WORK TO COMPLETE —
Tally the lines below that contain the word "name", and give only that number.

--*--

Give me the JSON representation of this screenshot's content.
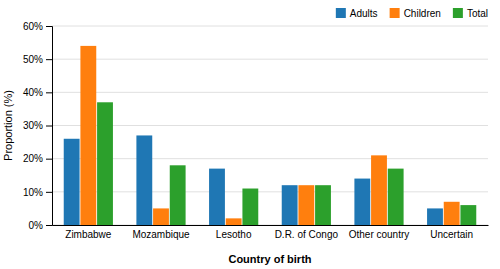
{
  "chart_data": {
    "type": "bar",
    "categories": [
      "Zimbabwe",
      "Mozambique",
      "Lesotho",
      "D.R. of Congo",
      "Other country",
      "Uncertain"
    ],
    "series": [
      {
        "name": "Adults",
        "values": [
          26,
          27,
          17,
          12,
          14,
          5
        ]
      },
      {
        "name": "Children",
        "values": [
          54,
          5,
          2,
          12,
          21,
          7
        ]
      },
      {
        "name": "Total",
        "values": [
          37,
          18,
          11,
          12,
          17,
          6
        ]
      }
    ],
    "xlabel": "Country of birth",
    "ylabel": "Proportion (%)",
    "ylim": [
      0,
      60
    ],
    "yticks": [
      {
        "value": 0,
        "label": "0%"
      },
      {
        "value": 10,
        "label": "10%"
      },
      {
        "value": 20,
        "label": "20%"
      },
      {
        "value": 30,
        "label": "30%"
      },
      {
        "value": 40,
        "label": "40%"
      },
      {
        "value": 50,
        "label": "50%"
      },
      {
        "value": 60,
        "label": "60%"
      }
    ],
    "grid": true,
    "legend": "top-right"
  }
}
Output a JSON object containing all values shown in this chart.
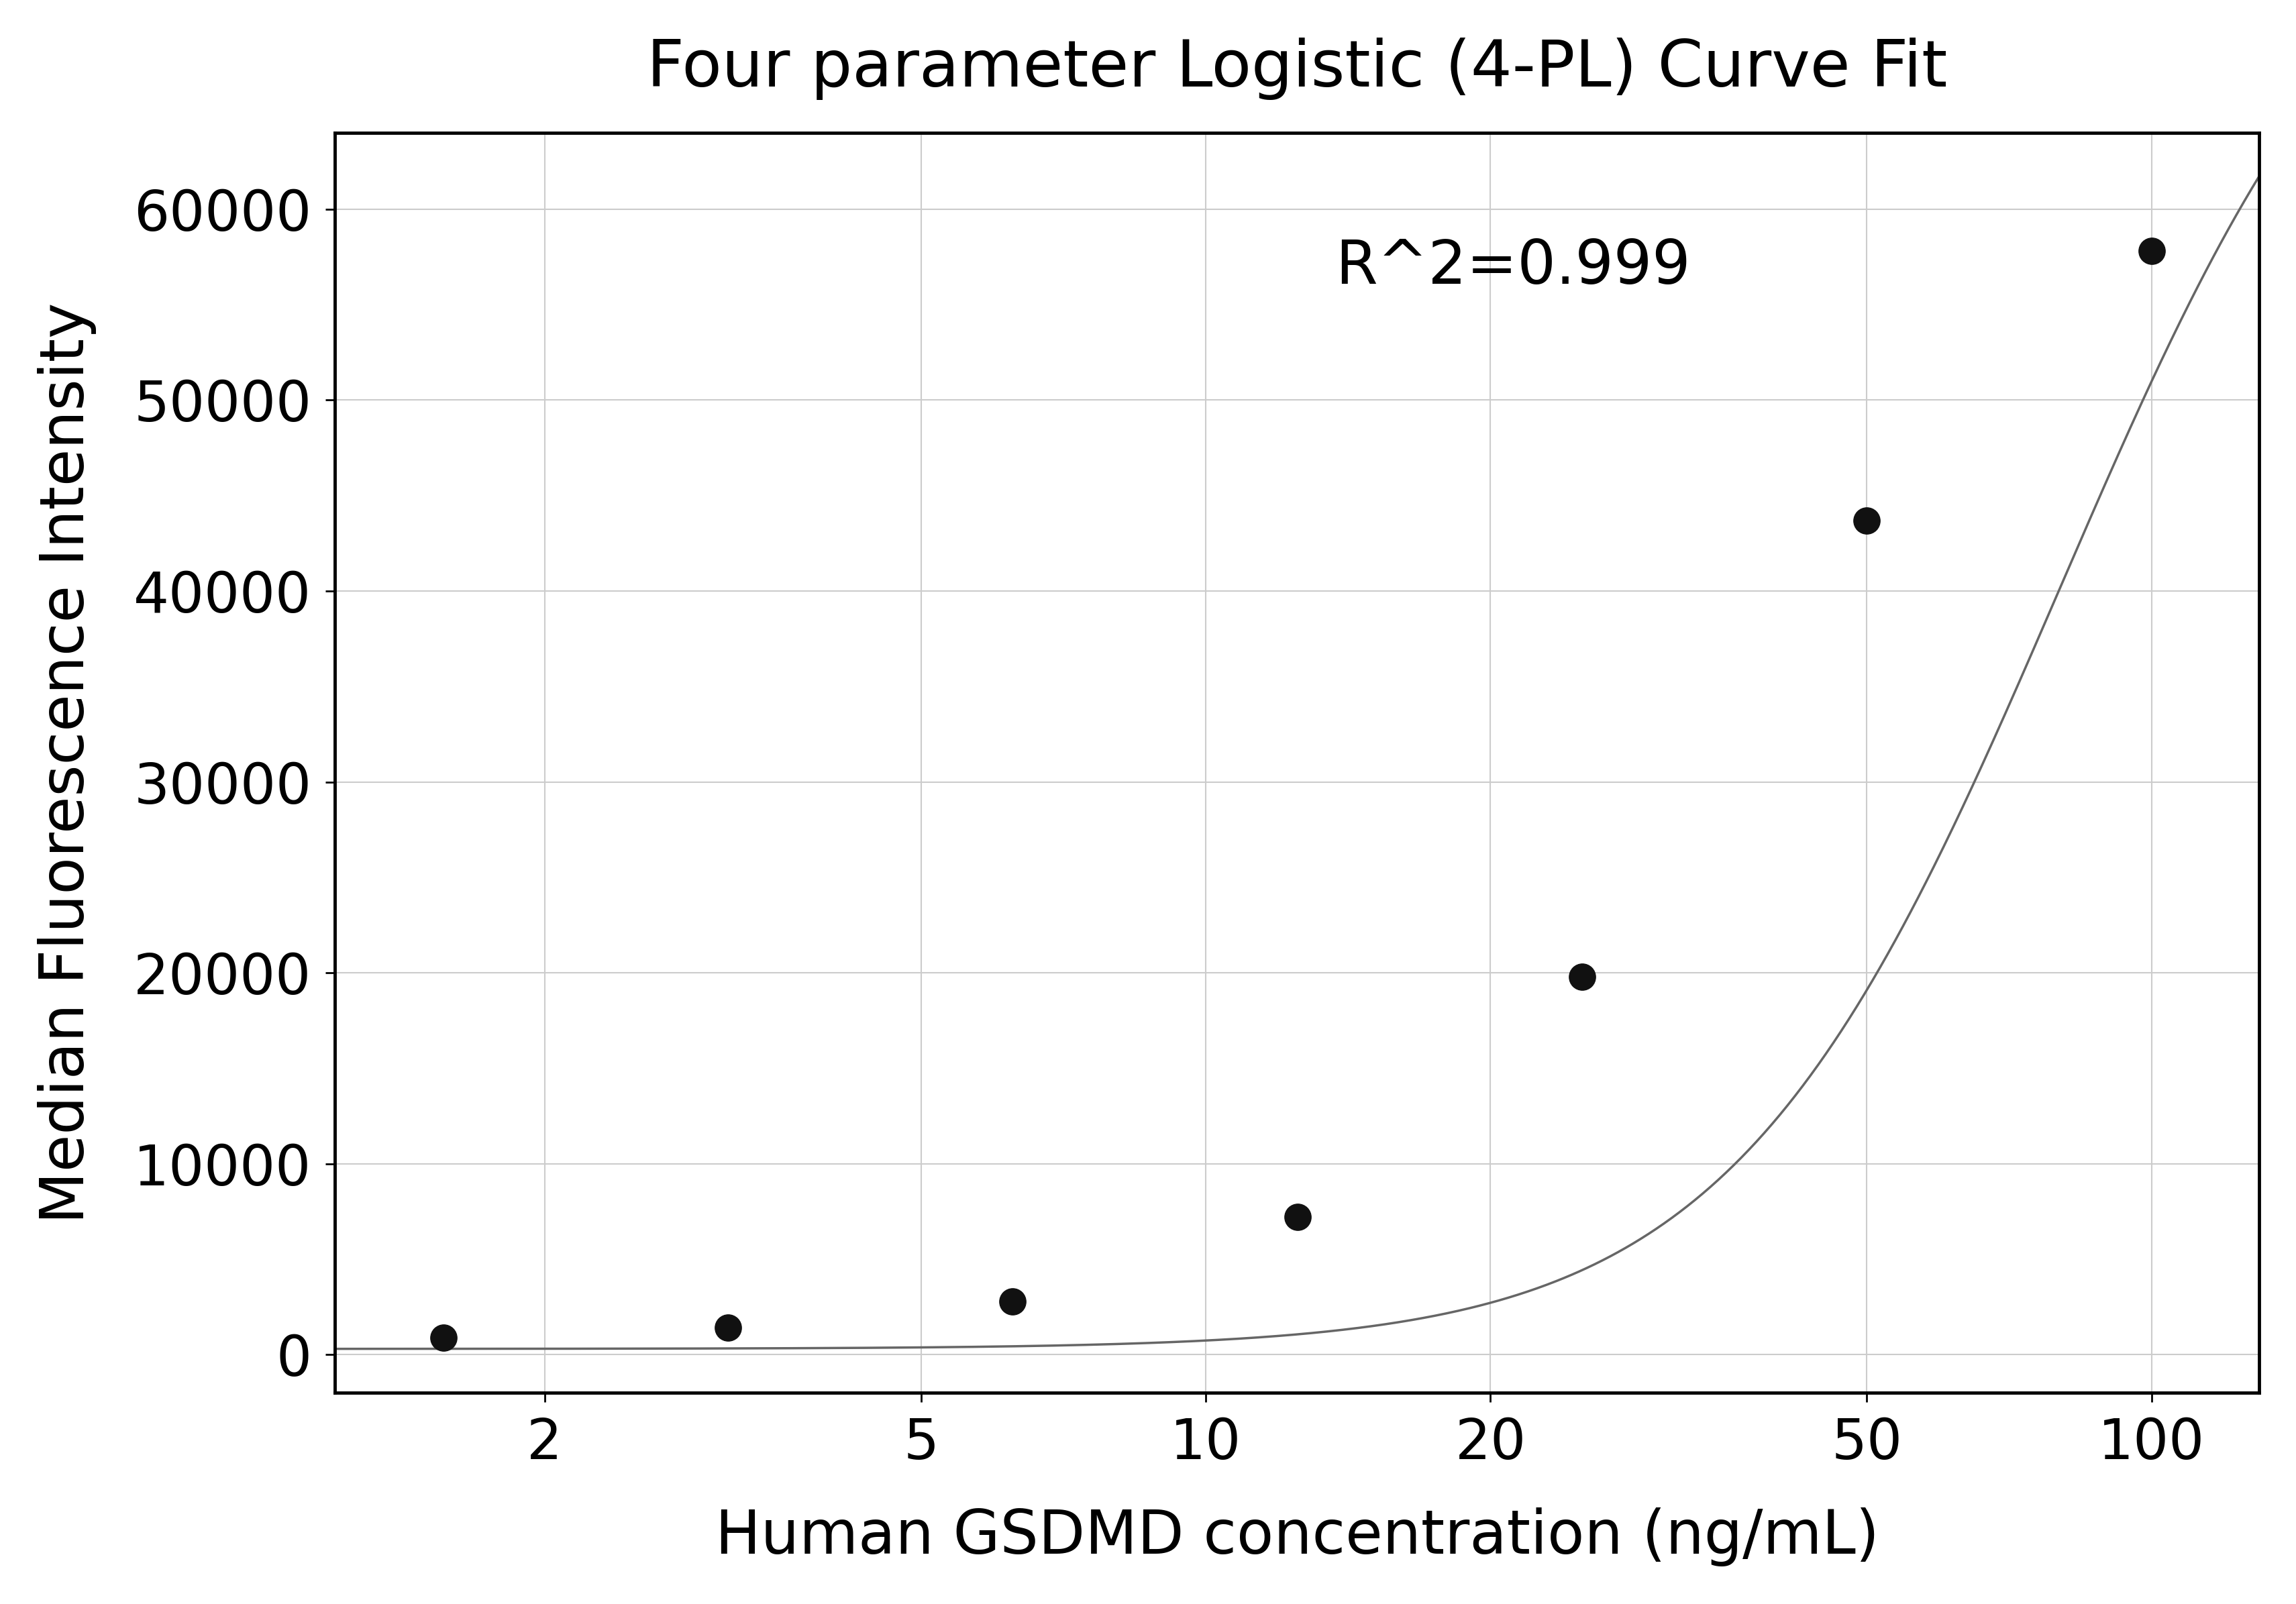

--*--

EXPECTED ANSWER —
3